**INSTRUCTION:**
In the listing that follows, how many lines contain the string "account"? Provide only the number.

— begin MATERIAL PROVIDED —

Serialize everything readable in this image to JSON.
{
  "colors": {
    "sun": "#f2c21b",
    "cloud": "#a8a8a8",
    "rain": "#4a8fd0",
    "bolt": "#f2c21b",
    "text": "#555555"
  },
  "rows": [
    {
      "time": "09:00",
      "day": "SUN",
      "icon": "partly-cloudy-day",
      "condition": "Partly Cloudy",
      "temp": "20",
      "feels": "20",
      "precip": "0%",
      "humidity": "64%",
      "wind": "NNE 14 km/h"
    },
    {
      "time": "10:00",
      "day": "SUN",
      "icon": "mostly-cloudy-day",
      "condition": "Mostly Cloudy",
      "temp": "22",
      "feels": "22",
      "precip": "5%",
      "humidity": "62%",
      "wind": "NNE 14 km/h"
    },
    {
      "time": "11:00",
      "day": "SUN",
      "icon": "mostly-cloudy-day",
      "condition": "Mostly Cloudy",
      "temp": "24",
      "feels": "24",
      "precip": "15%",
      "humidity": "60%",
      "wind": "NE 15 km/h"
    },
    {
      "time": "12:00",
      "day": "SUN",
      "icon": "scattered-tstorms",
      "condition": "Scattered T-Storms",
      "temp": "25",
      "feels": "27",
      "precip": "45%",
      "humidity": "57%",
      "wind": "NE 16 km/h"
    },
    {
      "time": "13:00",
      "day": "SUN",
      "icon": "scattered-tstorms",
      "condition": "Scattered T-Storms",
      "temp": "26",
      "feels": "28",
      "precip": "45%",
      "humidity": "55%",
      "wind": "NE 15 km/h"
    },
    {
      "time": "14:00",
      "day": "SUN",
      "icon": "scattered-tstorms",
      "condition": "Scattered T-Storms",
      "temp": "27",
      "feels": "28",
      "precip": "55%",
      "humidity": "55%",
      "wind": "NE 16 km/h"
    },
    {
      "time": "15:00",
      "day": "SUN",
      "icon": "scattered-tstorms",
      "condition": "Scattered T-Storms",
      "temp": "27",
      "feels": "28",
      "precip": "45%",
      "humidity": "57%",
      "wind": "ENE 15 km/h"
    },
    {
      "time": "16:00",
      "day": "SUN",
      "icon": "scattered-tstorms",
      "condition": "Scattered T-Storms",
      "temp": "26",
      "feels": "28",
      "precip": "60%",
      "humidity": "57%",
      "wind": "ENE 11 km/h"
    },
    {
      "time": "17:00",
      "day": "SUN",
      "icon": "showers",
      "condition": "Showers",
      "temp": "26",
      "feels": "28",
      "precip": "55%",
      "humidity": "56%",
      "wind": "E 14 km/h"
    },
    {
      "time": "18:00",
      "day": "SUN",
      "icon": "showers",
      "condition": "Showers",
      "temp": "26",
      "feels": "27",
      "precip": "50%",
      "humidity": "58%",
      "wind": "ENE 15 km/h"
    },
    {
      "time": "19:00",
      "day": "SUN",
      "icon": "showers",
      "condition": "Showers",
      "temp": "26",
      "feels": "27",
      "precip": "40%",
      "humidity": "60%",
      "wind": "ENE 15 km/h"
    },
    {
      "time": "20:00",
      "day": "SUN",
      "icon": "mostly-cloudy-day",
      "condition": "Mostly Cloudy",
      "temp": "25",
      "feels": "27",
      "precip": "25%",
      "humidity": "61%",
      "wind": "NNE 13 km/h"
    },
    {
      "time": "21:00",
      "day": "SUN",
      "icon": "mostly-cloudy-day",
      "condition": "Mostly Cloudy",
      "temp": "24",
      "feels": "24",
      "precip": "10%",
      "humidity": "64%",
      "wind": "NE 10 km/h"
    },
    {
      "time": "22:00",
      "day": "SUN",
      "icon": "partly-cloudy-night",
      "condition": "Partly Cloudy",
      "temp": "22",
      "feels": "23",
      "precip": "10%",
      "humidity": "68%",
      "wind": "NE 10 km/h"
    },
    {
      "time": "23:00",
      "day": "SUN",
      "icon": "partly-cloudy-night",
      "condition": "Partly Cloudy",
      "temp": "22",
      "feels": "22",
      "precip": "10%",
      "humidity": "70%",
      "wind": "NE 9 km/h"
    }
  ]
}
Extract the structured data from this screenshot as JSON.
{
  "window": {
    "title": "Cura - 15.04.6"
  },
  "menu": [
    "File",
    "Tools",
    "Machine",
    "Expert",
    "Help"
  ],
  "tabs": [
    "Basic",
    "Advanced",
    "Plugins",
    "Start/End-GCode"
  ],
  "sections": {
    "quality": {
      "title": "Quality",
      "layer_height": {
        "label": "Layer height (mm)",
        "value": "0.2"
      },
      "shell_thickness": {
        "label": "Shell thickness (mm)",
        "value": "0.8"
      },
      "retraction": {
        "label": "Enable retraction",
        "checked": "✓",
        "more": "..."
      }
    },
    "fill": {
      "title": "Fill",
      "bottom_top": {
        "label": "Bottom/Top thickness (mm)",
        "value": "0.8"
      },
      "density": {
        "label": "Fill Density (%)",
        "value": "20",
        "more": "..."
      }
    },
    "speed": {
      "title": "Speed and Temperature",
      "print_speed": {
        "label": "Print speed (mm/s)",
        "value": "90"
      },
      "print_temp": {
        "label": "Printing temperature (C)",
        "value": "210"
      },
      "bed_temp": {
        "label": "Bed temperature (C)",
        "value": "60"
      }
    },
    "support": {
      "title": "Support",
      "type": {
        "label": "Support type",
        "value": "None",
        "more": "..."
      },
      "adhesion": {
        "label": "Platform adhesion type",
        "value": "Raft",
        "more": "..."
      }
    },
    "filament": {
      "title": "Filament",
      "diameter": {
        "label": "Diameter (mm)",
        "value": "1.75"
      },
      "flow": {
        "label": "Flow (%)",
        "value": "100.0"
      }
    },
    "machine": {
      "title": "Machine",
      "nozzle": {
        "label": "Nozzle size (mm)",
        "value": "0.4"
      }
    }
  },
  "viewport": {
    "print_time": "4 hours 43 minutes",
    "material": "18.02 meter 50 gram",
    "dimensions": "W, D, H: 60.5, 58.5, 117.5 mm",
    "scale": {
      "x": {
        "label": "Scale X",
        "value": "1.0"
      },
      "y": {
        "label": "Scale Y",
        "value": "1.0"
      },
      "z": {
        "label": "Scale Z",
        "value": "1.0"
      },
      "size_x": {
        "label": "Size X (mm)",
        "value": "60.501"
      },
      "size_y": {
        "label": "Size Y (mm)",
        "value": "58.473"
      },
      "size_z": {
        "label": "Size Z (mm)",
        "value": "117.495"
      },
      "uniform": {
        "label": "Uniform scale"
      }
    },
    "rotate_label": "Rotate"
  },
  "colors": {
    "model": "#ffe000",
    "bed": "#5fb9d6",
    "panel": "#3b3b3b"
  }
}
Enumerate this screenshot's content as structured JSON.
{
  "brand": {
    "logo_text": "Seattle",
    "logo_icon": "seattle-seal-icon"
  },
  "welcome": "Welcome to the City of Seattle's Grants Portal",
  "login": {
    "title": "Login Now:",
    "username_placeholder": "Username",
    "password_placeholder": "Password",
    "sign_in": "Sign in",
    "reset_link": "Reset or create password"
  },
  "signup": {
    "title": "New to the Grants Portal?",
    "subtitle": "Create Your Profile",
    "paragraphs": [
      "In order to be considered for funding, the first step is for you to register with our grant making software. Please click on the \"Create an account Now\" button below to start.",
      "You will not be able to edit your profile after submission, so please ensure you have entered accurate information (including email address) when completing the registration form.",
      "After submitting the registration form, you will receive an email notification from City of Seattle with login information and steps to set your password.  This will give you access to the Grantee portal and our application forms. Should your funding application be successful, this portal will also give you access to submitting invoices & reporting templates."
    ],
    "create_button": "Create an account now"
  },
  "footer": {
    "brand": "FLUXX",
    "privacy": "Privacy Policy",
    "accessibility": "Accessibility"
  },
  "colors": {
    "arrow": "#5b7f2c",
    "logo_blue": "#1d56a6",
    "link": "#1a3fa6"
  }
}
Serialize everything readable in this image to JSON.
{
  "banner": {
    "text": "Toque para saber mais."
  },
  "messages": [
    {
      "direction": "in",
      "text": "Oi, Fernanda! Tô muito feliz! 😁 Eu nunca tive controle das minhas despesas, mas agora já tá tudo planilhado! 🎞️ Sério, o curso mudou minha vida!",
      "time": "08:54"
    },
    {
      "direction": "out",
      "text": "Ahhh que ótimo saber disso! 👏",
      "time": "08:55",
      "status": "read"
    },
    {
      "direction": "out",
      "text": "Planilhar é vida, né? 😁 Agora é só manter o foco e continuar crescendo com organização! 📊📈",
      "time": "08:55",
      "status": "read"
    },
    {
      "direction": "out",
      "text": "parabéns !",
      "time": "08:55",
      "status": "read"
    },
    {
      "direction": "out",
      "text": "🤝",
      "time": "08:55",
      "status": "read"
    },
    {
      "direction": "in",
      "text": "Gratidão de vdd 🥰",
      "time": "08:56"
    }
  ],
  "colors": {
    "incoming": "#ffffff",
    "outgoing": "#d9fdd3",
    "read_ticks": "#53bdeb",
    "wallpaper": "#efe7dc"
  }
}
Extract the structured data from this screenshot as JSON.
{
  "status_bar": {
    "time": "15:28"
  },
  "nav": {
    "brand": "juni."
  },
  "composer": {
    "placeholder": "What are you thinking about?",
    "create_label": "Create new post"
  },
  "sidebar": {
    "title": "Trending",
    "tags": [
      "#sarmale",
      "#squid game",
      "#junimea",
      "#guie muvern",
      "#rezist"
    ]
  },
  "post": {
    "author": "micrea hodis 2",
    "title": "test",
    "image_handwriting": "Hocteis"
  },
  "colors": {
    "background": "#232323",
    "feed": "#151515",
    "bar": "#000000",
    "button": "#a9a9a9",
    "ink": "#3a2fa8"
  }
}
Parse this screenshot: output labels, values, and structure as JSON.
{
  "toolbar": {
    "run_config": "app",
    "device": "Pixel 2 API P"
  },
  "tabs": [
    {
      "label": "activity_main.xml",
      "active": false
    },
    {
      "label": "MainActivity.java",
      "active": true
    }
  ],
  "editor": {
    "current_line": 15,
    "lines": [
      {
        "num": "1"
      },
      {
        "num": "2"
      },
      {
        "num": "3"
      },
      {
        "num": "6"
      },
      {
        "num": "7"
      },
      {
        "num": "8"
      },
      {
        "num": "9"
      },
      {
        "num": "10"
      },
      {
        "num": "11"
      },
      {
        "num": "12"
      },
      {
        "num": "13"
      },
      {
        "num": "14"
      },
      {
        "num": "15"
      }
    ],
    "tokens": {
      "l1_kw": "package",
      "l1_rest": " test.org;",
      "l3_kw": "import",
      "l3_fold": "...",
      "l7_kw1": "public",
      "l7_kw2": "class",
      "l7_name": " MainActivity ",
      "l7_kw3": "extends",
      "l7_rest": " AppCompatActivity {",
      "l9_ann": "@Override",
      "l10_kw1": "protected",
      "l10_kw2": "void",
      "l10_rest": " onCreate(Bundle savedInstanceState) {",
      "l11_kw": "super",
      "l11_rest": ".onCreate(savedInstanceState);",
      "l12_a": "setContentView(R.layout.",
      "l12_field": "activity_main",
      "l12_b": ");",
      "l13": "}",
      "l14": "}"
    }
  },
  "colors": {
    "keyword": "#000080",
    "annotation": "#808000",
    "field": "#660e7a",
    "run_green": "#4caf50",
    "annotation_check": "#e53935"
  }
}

— end MATERIAL PROVIDED —

**COMPLETED EXERCISE:**
2